● PROVIDED MATERIAL:
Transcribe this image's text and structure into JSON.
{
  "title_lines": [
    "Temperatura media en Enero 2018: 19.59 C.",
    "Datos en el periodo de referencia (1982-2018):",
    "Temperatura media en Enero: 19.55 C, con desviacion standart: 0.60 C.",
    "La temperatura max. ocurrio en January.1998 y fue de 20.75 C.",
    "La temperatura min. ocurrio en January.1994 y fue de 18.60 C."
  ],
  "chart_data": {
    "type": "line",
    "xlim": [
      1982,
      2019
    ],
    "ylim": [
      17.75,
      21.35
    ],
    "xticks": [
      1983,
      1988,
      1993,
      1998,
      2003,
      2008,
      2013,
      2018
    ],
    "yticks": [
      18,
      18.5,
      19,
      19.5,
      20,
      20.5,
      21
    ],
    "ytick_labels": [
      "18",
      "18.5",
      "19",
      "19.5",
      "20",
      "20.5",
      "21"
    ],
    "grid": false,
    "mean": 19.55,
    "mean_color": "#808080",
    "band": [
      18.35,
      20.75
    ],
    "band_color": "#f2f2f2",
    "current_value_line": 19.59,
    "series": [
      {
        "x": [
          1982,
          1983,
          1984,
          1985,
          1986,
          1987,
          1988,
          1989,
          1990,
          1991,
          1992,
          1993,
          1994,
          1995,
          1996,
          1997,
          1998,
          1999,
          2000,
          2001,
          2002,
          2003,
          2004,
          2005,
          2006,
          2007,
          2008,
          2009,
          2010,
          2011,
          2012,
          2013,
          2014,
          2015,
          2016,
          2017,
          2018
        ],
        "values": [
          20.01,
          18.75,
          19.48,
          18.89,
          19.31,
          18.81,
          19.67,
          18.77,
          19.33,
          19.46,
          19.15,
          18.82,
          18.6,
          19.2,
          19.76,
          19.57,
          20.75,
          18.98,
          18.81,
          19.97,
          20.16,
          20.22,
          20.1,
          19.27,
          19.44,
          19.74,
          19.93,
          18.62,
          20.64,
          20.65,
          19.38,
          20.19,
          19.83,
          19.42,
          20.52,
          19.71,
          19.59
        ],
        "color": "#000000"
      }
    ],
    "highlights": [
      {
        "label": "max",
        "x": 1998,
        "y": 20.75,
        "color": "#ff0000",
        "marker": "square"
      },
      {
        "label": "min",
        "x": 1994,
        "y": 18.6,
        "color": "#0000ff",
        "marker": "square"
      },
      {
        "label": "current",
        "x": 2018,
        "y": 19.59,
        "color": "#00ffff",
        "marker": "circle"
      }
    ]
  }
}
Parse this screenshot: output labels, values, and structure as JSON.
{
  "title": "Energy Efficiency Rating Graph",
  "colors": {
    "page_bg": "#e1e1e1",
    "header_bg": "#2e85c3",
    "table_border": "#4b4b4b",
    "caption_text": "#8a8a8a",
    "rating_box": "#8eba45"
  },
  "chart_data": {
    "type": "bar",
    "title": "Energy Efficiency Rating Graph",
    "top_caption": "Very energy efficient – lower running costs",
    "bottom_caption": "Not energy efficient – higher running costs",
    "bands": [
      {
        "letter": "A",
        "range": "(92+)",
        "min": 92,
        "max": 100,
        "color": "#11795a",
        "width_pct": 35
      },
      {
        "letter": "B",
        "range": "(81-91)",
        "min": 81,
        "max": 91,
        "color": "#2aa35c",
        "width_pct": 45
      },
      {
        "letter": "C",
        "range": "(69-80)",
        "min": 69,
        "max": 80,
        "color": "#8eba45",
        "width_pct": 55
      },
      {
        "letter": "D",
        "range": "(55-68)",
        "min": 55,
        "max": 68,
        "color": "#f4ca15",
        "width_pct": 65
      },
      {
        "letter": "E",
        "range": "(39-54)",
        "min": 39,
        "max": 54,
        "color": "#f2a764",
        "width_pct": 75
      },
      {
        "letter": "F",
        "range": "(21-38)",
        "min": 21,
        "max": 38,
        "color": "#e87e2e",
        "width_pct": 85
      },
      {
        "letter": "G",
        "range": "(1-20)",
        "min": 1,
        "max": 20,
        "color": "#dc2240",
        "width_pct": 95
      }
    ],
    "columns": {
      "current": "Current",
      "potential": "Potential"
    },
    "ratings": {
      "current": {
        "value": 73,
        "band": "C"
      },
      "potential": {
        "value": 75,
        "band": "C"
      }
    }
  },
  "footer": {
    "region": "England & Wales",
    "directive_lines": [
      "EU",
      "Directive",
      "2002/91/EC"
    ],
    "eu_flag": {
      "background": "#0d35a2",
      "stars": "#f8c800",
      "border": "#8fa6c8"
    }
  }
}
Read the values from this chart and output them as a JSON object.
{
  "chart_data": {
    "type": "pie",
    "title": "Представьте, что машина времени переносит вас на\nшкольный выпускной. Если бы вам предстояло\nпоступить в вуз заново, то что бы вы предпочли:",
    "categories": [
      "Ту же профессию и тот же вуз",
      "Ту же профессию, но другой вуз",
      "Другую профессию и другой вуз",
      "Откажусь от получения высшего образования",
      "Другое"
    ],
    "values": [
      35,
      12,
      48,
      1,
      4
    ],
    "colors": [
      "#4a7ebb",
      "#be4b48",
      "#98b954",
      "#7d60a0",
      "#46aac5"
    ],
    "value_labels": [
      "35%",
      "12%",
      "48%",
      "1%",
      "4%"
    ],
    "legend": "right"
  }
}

● WHAT THE TASK REQUIRES: Give all the records again. Match them exactly.

● RESULT FOR THIS TASK:
Transcribe this image's text and structure into JSON.
{
  "title_lines": [
    "Temperatura media en Enero 2018: 19.59 C.",
    "Datos en el periodo de referencia (1982-2018):",
    "Temperatura media en Enero: 19.55 C, con desviacion standart: 0.60 C.",
    "La temperatura max. ocurrio en January.1998 y fue de 20.75 C.",
    "La temperatura min. ocurrio en January.1994 y fue de 18.60 C."
  ],
  "chart_data": {
    "type": "line",
    "xlim": [
      1982,
      2019
    ],
    "ylim": [
      17.75,
      21.35
    ],
    "xticks": [
      1983,
      1988,
      1993,
      1998,
      2003,
      2008,
      2013,
      2018
    ],
    "yticks": [
      18,
      18.5,
      19,
      19.5,
      20,
      20.5,
      21
    ],
    "ytick_labels": [
      "18",
      "18.5",
      "19",
      "19.5",
      "20",
      "20.5",
      "21"
    ],
    "grid": false,
    "mean": 19.55,
    "mean_color": "#808080",
    "band": [
      18.35,
      20.75
    ],
    "band_color": "#f2f2f2",
    "current_value_line": 19.59,
    "series": [
      {
        "x": [
          1982,
          1983,
          1984,
          1985,
          1986,
          1987,
          1988,
          1989,
          1990,
          1991,
          1992,
          1993,
          1994,
          1995,
          1996,
          1997,
          1998,
          1999,
          2000,
          2001,
          2002,
          2003,
          2004,
          2005,
          2006,
          2007,
          2008,
          2009,
          2010,
          2011,
          2012,
          2013,
          2014,
          2015,
          2016,
          2017,
          2018
        ],
        "values": [
          20.01,
          18.75,
          19.48,
          18.89,
          19.31,
          18.81,
          19.67,
          18.77,
          19.33,
          19.46,
          19.15,
          18.82,
          18.6,
          19.2,
          19.76,
          19.57,
          20.75,
          18.98,
          18.81,
          19.97,
          20.16,
          20.22,
          20.1,
          19.27,
          19.44,
          19.74,
          19.93,
          18.62,
          20.64,
          20.65,
          19.38,
          20.19,
          19.83,
          19.42,
          20.52,
          19.71,
          19.59
        ],
        "color": "#000000"
      }
    ],
    "highlights": [
      {
        "label": "max",
        "x": 1998,
        "y": 20.75,
        "color": "#ff0000",
        "marker": "square"
      },
      {
        "label": "min",
        "x": 1994,
        "y": 18.6,
        "color": "#0000ff",
        "marker": "square"
      },
      {
        "label": "current",
        "x": 2018,
        "y": 19.59,
        "color": "#00ffff",
        "marker": "circle"
      }
    ]
  }
}
Parse this screenshot: output labels, values, and structure as JSON.
{
  "title": "Energy Efficiency Rating Graph",
  "colors": {
    "page_bg": "#e1e1e1",
    "header_bg": "#2e85c3",
    "table_border": "#4b4b4b",
    "caption_text": "#8a8a8a",
    "rating_box": "#8eba45"
  },
  "chart_data": {
    "type": "bar",
    "title": "Energy Efficiency Rating Graph",
    "top_caption": "Very energy efficient – lower running costs",
    "bottom_caption": "Not energy efficient – higher running costs",
    "bands": [
      {
        "letter": "A",
        "range": "(92+)",
        "min": 92,
        "max": 100,
        "color": "#11795a",
        "width_pct": 35
      },
      {
        "letter": "B",
        "range": "(81-91)",
        "min": 81,
        "max": 91,
        "color": "#2aa35c",
        "width_pct": 45
      },
      {
        "letter": "C",
        "range": "(69-80)",
        "min": 69,
        "max": 80,
        "color": "#8eba45",
        "width_pct": 55
      },
      {
        "letter": "D",
        "range": "(55-68)",
        "min": 55,
        "max": 68,
        "color": "#f4ca15",
        "width_pct": 65
      },
      {
        "letter": "E",
        "range": "(39-54)",
        "min": 39,
        "max": 54,
        "color": "#f2a764",
        "width_pct": 75
      },
      {
        "letter": "F",
        "range": "(21-38)",
        "min": 21,
        "max": 38,
        "color": "#e87e2e",
        "width_pct": 85
      },
      {
        "letter": "G",
        "range": "(1-20)",
        "min": 1,
        "max": 20,
        "color": "#dc2240",
        "width_pct": 95
      }
    ],
    "columns": {
      "current": "Current",
      "potential": "Potential"
    },
    "ratings": {
      "current": {
        "value": 73,
        "band": "C"
      },
      "potential": {
        "value": 75,
        "band": "C"
      }
    }
  },
  "footer": {
    "region": "England & Wales",
    "directive_lines": [
      "EU",
      "Directive",
      "2002/91/EC"
    ],
    "eu_flag": {
      "background": "#0d35a2",
      "stars": "#f8c800",
      "border": "#8fa6c8"
    }
  }
}
Read the values from this chart and output them as a JSON object.
{
  "chart_data": {
    "type": "pie",
    "title": "Представьте, что машина времени переносит вас на\nшкольный выпускной. Если бы вам предстояло\nпоступить в вуз заново, то что бы вы предпочли:",
    "categories": [
      "Ту же профессию и тот же вуз",
      "Ту же профессию, но другой вуз",
      "Другую профессию и другой вуз",
      "Откажусь от получения высшего образования",
      "Другое"
    ],
    "values": [
      35,
      12,
      48,
      1,
      4
    ],
    "colors": [
      "#4a7ebb",
      "#be4b48",
      "#98b954",
      "#7d60a0",
      "#46aac5"
    ],
    "value_labels": [
      "35%",
      "12%",
      "48%",
      "1%",
      "4%"
    ],
    "legend": "right"
  }
}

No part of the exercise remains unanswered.